**** Task material

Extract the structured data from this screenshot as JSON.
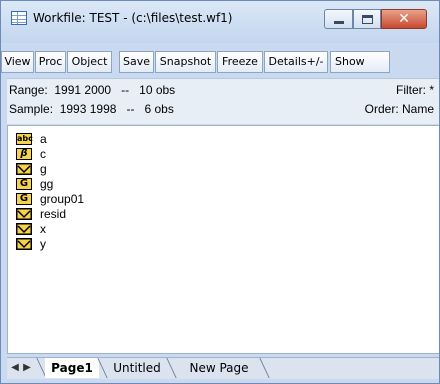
{
  "window": {
    "title": "Workfile: TEST - (c:\\files\\test.wf1)",
    "controls": {
      "minimize": "minimize",
      "maximize": "maximize",
      "close": "✕"
    }
  },
  "toolbar": {
    "buttons": [
      "View",
      "Proc",
      "Object",
      "Save",
      "Snapshot",
      "Freeze",
      "Details+/-",
      "Show"
    ]
  },
  "info": {
    "range_label": "Range:",
    "range_value": "1991 2000",
    "range_sep": "--",
    "range_obs": "10 obs",
    "filter": "Filter: *",
    "sample_label": "Sample:",
    "sample_value": "1993 1998",
    "sample_sep": "--",
    "sample_obs": "6 obs",
    "order": "Order: Name"
  },
  "objects": [
    {
      "icon": "alpha-series-icon",
      "icon_text": "abc",
      "name": "a"
    },
    {
      "icon": "coefficient-icon",
      "icon_text": "β",
      "name": "c"
    },
    {
      "icon": "series-icon",
      "icon_text": "",
      "name": "g"
    },
    {
      "icon": "group-icon",
      "icon_text": "G",
      "name": "gg"
    },
    {
      "icon": "group-icon",
      "icon_text": "G",
      "name": "group01"
    },
    {
      "icon": "series-icon",
      "icon_text": "",
      "name": "resid"
    },
    {
      "icon": "series-icon",
      "icon_text": "",
      "name": "x"
    },
    {
      "icon": "series-icon",
      "icon_text": "",
      "name": "y"
    }
  ],
  "tabs": {
    "prev_arrow": "◀",
    "next_arrow": "▶",
    "pages": [
      "Page1",
      "Untitled",
      "New Page"
    ],
    "active_index": 0
  },
  "colors": {
    "titlebar": "#c3d6ee",
    "close_button": "#c84a2f",
    "icon_fill": "#f6d44a"
  }
}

********

What you should do: Can you repeat every record above exactly, apart from the pictures?

Answer in full:
Extract the structured data from this screenshot as JSON.
{
  "window": {
    "title": "Workfile: TEST - (c:\\files\\test.wf1)",
    "controls": {
      "minimize": "minimize",
      "maximize": "maximize",
      "close": "✕"
    }
  },
  "toolbar": {
    "buttons": [
      "View",
      "Proc",
      "Object",
      "Save",
      "Snapshot",
      "Freeze",
      "Details+/-",
      "Show"
    ]
  },
  "info": {
    "range_label": "Range:",
    "range_value": "1991 2000",
    "range_sep": "--",
    "range_obs": "10 obs",
    "filter": "Filter: *",
    "sample_label": "Sample:",
    "sample_value": "1993 1998",
    "sample_sep": "--",
    "sample_obs": "6 obs",
    "order": "Order: Name"
  },
  "objects": [
    {
      "icon": "alpha-series-icon",
      "icon_text": "abc",
      "name": "a"
    },
    {
      "icon": "coefficient-icon",
      "icon_text": "β",
      "name": "c"
    },
    {
      "icon": "series-icon",
      "icon_text": "",
      "name": "g"
    },
    {
      "icon": "group-icon",
      "icon_text": "G",
      "name": "gg"
    },
    {
      "icon": "group-icon",
      "icon_text": "G",
      "name": "group01"
    },
    {
      "icon": "series-icon",
      "icon_text": "",
      "name": "resid"
    },
    {
      "icon": "series-icon",
      "icon_text": "",
      "name": "x"
    },
    {
      "icon": "series-icon",
      "icon_text": "",
      "name": "y"
    }
  ],
  "tabs": {
    "prev_arrow": "◀",
    "next_arrow": "▶",
    "pages": [
      "Page1",
      "Untitled",
      "New Page"
    ],
    "active_index": 0
  },
  "colors": {
    "titlebar": "#c3d6ee",
    "close_button": "#c84a2f",
    "icon_fill": "#f6d44a"
  }
}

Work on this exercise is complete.